OBJECTIVE
Pick out the lines below that contain the string "único" and copy them all.

Stored data entries
:::::

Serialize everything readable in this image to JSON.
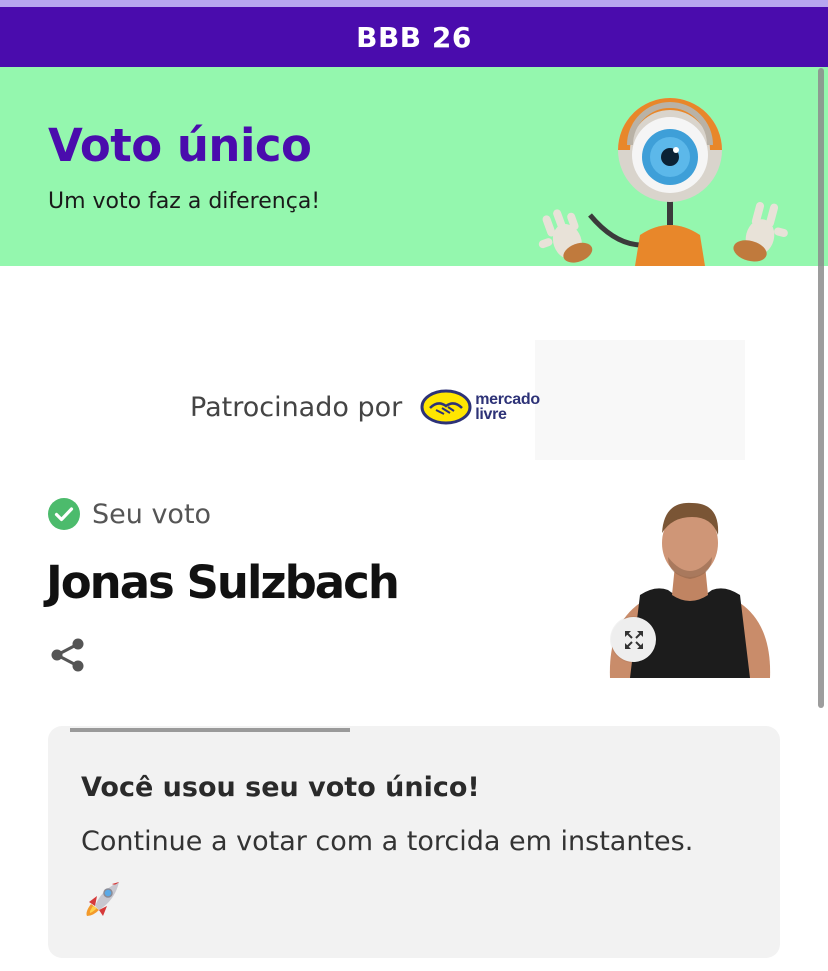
{
  "topbar": {
    "title": "BBB 26"
  },
  "hero": {
    "title": "Voto único",
    "subtitle": "Um voto faz a diferença!",
    "mascot_icon": "bbb-eye-mascot-icon"
  },
  "sponsor": {
    "label": "Patrocinado por",
    "brand_line1": "mercado",
    "brand_line2": "livre",
    "logo_icon": "handshake-icon"
  },
  "vote": {
    "status_label": "Seu voto",
    "status_icon": "check-circle-icon",
    "candidate_name": "Jonas Sulzbach",
    "share_icon": "share-icon",
    "expand_icon": "expand-icon"
  },
  "notice": {
    "title": "Você usou seu voto único!",
    "text": "Continue a votar com a torcida em instantes.",
    "emoji_icon": "rocket-icon"
  },
  "colors": {
    "brand_purple": "#4a0cad",
    "hero_green": "#94f7ae",
    "check_green": "#4cbb6c",
    "notice_bg": "#f2f2f2"
  }
}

:::::

THE RESPONSE
    "title": "Voto único",
    "title": "Você usou seu voto único!",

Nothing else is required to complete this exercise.